Required task. For every line in the data below that contains "Equipment", copy the line.

Rows from a figure dataset.

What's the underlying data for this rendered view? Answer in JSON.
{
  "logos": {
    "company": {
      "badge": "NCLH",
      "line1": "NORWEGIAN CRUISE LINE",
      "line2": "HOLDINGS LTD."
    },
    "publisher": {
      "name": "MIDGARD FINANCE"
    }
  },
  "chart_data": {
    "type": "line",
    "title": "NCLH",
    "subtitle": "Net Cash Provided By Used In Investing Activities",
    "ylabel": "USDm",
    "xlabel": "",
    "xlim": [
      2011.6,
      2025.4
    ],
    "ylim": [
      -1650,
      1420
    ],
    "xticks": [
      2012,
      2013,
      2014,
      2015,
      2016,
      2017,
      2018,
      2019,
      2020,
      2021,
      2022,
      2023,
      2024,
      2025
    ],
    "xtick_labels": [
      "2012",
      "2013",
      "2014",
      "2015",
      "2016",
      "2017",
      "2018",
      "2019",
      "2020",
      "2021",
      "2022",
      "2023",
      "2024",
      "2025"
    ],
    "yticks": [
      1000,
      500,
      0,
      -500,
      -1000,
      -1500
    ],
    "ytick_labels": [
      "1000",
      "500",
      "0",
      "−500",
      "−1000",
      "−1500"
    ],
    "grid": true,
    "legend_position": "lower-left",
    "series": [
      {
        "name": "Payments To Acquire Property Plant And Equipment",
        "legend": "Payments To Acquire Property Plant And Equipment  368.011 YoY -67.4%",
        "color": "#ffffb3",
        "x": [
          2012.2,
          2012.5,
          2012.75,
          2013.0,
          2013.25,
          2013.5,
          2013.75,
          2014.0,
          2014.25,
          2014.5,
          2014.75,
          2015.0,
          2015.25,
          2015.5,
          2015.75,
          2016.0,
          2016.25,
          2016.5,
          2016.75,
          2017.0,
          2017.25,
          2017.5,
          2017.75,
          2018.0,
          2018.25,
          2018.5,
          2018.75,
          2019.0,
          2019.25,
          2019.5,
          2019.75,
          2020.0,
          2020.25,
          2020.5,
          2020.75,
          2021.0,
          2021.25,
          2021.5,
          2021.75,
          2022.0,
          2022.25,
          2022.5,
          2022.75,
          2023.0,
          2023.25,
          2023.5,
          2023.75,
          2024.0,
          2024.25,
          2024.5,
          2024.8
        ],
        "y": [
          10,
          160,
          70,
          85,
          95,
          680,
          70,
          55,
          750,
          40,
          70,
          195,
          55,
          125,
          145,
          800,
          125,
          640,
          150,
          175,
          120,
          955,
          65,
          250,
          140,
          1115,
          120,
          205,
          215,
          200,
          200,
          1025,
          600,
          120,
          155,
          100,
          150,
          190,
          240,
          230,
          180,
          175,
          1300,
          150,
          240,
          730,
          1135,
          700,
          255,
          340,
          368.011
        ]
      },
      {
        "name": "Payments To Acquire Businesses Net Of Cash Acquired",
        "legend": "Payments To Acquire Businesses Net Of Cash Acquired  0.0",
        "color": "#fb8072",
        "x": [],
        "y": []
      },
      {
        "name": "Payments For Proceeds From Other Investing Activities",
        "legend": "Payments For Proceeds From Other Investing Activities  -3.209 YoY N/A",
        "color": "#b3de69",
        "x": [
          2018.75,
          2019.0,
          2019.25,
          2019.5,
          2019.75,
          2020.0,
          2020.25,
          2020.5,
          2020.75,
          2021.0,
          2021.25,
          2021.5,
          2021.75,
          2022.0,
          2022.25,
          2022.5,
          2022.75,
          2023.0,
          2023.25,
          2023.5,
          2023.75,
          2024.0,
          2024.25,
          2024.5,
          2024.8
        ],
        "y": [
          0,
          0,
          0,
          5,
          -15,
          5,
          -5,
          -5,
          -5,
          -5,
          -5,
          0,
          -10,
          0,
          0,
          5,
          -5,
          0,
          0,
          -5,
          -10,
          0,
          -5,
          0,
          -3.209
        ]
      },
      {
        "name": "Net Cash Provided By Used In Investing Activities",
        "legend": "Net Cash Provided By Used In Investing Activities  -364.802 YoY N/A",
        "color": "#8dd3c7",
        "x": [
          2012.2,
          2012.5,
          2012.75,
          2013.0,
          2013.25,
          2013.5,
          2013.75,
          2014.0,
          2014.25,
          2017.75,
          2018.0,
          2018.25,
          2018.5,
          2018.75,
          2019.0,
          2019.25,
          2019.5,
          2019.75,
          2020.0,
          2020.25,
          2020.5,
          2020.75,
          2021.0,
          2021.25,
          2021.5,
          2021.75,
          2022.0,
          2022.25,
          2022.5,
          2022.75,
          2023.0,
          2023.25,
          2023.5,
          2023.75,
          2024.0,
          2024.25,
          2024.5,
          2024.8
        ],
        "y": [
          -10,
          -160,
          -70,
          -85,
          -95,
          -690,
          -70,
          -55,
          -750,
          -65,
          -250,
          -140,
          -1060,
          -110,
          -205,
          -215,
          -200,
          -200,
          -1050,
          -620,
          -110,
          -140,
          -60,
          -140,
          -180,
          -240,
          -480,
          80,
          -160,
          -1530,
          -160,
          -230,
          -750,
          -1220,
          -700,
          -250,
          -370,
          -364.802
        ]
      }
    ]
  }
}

Output for this task.
        "name": "Payments To Acquire Property Plant And Equipment",
        "legend": "Payments To Acquire Property Plant And Equipment  368.011 YoY -67.4%",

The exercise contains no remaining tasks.